__Provided data__

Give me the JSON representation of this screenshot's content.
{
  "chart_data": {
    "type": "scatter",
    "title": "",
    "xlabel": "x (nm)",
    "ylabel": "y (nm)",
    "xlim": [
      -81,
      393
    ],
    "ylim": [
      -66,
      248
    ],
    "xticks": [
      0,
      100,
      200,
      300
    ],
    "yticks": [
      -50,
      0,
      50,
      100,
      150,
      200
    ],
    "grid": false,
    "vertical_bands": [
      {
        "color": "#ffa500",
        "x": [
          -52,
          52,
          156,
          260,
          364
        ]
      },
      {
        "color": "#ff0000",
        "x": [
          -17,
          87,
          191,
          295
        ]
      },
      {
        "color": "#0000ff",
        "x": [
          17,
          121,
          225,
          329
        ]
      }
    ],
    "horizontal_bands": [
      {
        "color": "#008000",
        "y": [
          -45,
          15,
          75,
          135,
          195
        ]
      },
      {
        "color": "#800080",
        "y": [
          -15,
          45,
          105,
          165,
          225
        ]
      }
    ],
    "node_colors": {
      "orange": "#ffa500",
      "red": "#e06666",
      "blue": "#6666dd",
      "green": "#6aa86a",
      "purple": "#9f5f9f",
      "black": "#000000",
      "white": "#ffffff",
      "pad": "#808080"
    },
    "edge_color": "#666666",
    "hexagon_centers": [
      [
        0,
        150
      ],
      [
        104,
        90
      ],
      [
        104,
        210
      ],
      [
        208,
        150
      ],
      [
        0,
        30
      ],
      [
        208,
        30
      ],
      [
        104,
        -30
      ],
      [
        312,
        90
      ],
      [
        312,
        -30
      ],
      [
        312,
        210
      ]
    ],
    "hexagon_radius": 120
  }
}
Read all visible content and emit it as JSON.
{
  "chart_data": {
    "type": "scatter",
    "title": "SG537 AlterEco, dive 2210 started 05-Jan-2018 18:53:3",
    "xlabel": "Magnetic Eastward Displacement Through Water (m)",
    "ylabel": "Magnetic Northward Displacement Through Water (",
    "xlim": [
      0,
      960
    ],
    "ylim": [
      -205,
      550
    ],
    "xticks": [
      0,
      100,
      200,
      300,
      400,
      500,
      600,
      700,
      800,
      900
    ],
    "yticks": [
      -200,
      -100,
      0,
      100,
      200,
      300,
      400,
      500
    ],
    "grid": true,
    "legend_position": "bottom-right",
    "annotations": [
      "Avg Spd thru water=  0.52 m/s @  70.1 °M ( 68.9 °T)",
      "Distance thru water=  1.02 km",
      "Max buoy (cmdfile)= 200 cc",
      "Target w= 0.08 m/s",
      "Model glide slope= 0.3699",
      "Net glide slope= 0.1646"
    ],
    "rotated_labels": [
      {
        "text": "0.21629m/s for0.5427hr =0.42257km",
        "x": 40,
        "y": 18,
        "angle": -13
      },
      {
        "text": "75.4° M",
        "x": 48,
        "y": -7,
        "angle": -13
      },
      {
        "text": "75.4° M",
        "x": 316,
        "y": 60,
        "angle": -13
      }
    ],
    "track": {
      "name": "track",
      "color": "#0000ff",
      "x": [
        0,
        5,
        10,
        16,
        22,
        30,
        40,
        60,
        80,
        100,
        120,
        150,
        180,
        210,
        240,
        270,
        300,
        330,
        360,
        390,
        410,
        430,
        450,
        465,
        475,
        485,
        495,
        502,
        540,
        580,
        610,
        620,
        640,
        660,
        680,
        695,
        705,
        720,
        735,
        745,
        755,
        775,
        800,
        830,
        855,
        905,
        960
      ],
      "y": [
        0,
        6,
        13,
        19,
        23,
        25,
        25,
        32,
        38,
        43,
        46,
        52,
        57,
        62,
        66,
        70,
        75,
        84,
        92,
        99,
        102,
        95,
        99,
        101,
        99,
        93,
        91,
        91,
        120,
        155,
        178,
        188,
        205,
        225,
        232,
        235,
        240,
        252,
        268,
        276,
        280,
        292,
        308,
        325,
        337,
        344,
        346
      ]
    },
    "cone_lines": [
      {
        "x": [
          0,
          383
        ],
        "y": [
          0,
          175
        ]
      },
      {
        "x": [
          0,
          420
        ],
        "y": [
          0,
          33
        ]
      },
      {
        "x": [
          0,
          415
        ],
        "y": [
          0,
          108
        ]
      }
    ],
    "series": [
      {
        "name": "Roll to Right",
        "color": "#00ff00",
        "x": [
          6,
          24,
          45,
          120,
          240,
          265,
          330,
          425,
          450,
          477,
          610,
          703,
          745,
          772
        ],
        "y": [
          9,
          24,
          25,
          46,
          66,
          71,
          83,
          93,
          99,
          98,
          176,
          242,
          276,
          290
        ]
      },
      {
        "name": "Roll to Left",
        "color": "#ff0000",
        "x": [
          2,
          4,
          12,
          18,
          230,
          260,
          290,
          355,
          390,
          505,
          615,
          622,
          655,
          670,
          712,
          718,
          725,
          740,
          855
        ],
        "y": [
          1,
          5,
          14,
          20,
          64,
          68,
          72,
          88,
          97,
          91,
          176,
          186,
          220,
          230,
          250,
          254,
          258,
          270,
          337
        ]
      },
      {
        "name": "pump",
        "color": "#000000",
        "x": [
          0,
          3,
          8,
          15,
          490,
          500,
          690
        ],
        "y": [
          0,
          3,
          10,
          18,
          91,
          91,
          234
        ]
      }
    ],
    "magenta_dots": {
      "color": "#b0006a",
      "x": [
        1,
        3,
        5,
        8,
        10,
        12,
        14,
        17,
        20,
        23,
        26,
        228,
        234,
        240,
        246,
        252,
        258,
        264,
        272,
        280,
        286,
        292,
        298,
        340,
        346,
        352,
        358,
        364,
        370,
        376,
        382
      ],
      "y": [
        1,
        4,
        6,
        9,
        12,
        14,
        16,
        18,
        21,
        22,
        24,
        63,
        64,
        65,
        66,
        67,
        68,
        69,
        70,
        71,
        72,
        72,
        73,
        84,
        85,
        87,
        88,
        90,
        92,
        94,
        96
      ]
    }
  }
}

__Work required__
Write out every line from the records above, word for word.

__Final result__
Give me the JSON representation of this screenshot's content.
{
  "chart_data": {
    "type": "scatter",
    "title": "",
    "xlabel": "x (nm)",
    "ylabel": "y (nm)",
    "xlim": [
      -81,
      393
    ],
    "ylim": [
      -66,
      248
    ],
    "xticks": [
      0,
      100,
      200,
      300
    ],
    "yticks": [
      -50,
      0,
      50,
      100,
      150,
      200
    ],
    "grid": false,
    "vertical_bands": [
      {
        "color": "#ffa500",
        "x": [
          -52,
          52,
          156,
          260,
          364
        ]
      },
      {
        "color": "#ff0000",
        "x": [
          -17,
          87,
          191,
          295
        ]
      },
      {
        "color": "#0000ff",
        "x": [
          17,
          121,
          225,
          329
        ]
      }
    ],
    "horizontal_bands": [
      {
        "color": "#008000",
        "y": [
          -45,
          15,
          75,
          135,
          195
        ]
      },
      {
        "color": "#800080",
        "y": [
          -15,
          45,
          105,
          165,
          225
        ]
      }
    ],
    "node_colors": {
      "orange": "#ffa500",
      "red": "#e06666",
      "blue": "#6666dd",
      "green": "#6aa86a",
      "purple": "#9f5f9f",
      "black": "#000000",
      "white": "#ffffff",
      "pad": "#808080"
    },
    "edge_color": "#666666",
    "hexagon_centers": [
      [
        0,
        150
      ],
      [
        104,
        90
      ],
      [
        104,
        210
      ],
      [
        208,
        150
      ],
      [
        0,
        30
      ],
      [
        208,
        30
      ],
      [
        104,
        -30
      ],
      [
        312,
        90
      ],
      [
        312,
        -30
      ],
      [
        312,
        210
      ]
    ],
    "hexagon_radius": 120
  }
}
Read all visible content and emit it as JSON.
{
  "chart_data": {
    "type": "scatter",
    "title": "SG537 AlterEco, dive 2210 started 05-Jan-2018 18:53:3",
    "xlabel": "Magnetic Eastward Displacement Through Water (m)",
    "ylabel": "Magnetic Northward Displacement Through Water (",
    "xlim": [
      0,
      960
    ],
    "ylim": [
      -205,
      550
    ],
    "xticks": [
      0,
      100,
      200,
      300,
      400,
      500,
      600,
      700,
      800,
      900
    ],
    "yticks": [
      -200,
      -100,
      0,
      100,
      200,
      300,
      400,
      500
    ],
    "grid": true,
    "legend_position": "bottom-right",
    "annotations": [
      "Avg Spd thru water=  0.52 m/s @  70.1 °M ( 68.9 °T)",
      "Distance thru water=  1.02 km",
      "Max buoy (cmdfile)= 200 cc",
      "Target w= 0.08 m/s",
      "Model glide slope= 0.3699",
      "Net glide slope= 0.1646"
    ],
    "rotated_labels": [
      {
        "text": "0.21629m/s for0.5427hr =0.42257km",
        "x": 40,
        "y": 18,
        "angle": -13
      },
      {
        "text": "75.4° M",
        "x": 48,
        "y": -7,
        "angle": -13
      },
      {
        "text": "75.4° M",
        "x": 316,
        "y": 60,
        "angle": -13
      }
    ],
    "track": {
      "name": "track",
      "color": "#0000ff",
      "x": [
        0,
        5,
        10,
        16,
        22,
        30,
        40,
        60,
        80,
        100,
        120,
        150,
        180,
        210,
        240,
        270,
        300,
        330,
        360,
        390,
        410,
        430,
        450,
        465,
        475,
        485,
        495,
        502,
        540,
        580,
        610,
        620,
        640,
        660,
        680,
        695,
        705,
        720,
        735,
        745,
        755,
        775,
        800,
        830,
        855,
        905,
        960
      ],
      "y": [
        0,
        6,
        13,
        19,
        23,
        25,
        25,
        32,
        38,
        43,
        46,
        52,
        57,
        62,
        66,
        70,
        75,
        84,
        92,
        99,
        102,
        95,
        99,
        101,
        99,
        93,
        91,
        91,
        120,
        155,
        178,
        188,
        205,
        225,
        232,
        235,
        240,
        252,
        268,
        276,
        280,
        292,
        308,
        325,
        337,
        344,
        346
      ]
    },
    "cone_lines": [
      {
        "x": [
          0,
          383
        ],
        "y": [
          0,
          175
        ]
      },
      {
        "x": [
          0,
          420
        ],
        "y": [
          0,
          33
        ]
      },
      {
        "x": [
          0,
          415
        ],
        "y": [
          0,
          108
        ]
      }
    ],
    "series": [
      {
        "name": "Roll to Right",
        "color": "#00ff00",
        "x": [
          6,
          24,
          45,
          120,
          240,
          265,
          330,
          425,
          450,
          477,
          610,
          703,
          745,
          772
        ],
        "y": [
          9,
          24,
          25,
          46,
          66,
          71,
          83,
          93,
          99,
          98,
          176,
          242,
          276,
          290
        ]
      },
      {
        "name": "Roll to Left",
        "color": "#ff0000",
        "x": [
          2,
          4,
          12,
          18,
          230,
          260,
          290,
          355,
          390,
          505,
          615,
          622,
          655,
          670,
          712,
          718,
          725,
          740,
          855
        ],
        "y": [
          1,
          5,
          14,
          20,
          64,
          68,
          72,
          88,
          97,
          91,
          176,
          186,
          220,
          230,
          250,
          254,
          258,
          270,
          337
        ]
      },
      {
        "name": "pump",
        "color": "#000000",
        "x": [
          0,
          3,
          8,
          15,
          490,
          500,
          690
        ],
        "y": [
          0,
          3,
          10,
          18,
          91,
          91,
          234
        ]
      }
    ],
    "magenta_dots": {
      "color": "#b0006a",
      "x": [
        1,
        3,
        5,
        8,
        10,
        12,
        14,
        17,
        20,
        23,
        26,
        228,
        234,
        240,
        246,
        252,
        258,
        264,
        272,
        280,
        286,
        292,
        298,
        340,
        346,
        352,
        358,
        364,
        370,
        376,
        382
      ],
      "y": [
        1,
        4,
        6,
        9,
        12,
        14,
        16,
        18,
        21,
        22,
        24,
        63,
        64,
        65,
        66,
        67,
        68,
        69,
        70,
        71,
        72,
        72,
        73,
        84,
        85,
        87,
        88,
        90,
        92,
        94,
        96
      ]
    }
  }
}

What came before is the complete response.